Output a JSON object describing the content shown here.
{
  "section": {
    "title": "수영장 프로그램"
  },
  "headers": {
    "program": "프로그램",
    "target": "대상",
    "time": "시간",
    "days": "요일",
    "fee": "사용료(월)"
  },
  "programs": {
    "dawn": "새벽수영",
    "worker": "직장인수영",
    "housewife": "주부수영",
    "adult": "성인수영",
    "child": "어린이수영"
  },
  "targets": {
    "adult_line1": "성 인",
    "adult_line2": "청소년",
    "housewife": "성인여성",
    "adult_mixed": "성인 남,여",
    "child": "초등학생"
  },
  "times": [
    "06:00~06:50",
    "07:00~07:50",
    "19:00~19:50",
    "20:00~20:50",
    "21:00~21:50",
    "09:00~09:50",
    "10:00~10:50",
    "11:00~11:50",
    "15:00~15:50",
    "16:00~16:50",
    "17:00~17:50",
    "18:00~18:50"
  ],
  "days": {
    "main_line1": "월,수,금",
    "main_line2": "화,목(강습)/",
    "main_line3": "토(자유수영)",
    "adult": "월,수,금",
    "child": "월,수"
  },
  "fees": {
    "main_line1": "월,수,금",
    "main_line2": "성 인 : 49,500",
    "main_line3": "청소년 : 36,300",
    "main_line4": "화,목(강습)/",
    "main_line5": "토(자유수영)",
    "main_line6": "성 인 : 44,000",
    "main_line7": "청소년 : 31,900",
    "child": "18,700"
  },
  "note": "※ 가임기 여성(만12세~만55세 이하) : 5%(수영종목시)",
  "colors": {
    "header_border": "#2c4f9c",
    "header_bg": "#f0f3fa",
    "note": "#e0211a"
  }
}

*The problem*.
Restate each of the entries above verbatim.

*Exercise answer*.
Output a JSON object describing the content shown here.
{
  "section": {
    "title": "수영장 프로그램"
  },
  "headers": {
    "program": "프로그램",
    "target": "대상",
    "time": "시간",
    "days": "요일",
    "fee": "사용료(월)"
  },
  "programs": {
    "dawn": "새벽수영",
    "worker": "직장인수영",
    "housewife": "주부수영",
    "adult": "성인수영",
    "child": "어린이수영"
  },
  "targets": {
    "adult_line1": "성 인",
    "adult_line2": "청소년",
    "housewife": "성인여성",
    "adult_mixed": "성인 남,여",
    "child": "초등학생"
  },
  "times": [
    "06:00~06:50",
    "07:00~07:50",
    "19:00~19:50",
    "20:00~20:50",
    "21:00~21:50",
    "09:00~09:50",
    "10:00~10:50",
    "11:00~11:50",
    "15:00~15:50",
    "16:00~16:50",
    "17:00~17:50",
    "18:00~18:50"
  ],
  "days": {
    "main_line1": "월,수,금",
    "main_line2": "화,목(강습)/",
    "main_line3": "토(자유수영)",
    "adult": "월,수,금",
    "child": "월,수"
  },
  "fees": {
    "main_line1": "월,수,금",
    "main_line2": "성 인 : 49,500",
    "main_line3": "청소년 : 36,300",
    "main_line4": "화,목(강습)/",
    "main_line5": "토(자유수영)",
    "main_line6": "성 인 : 44,000",
    "main_line7": "청소년 : 31,900",
    "child": "18,700"
  },
  "note": "※ 가임기 여성(만12세~만55세 이하) : 5%(수영종목시)",
  "colors": {
    "header_border": "#2c4f9c",
    "header_bg": "#f0f3fa",
    "note": "#e0211a"
  }
}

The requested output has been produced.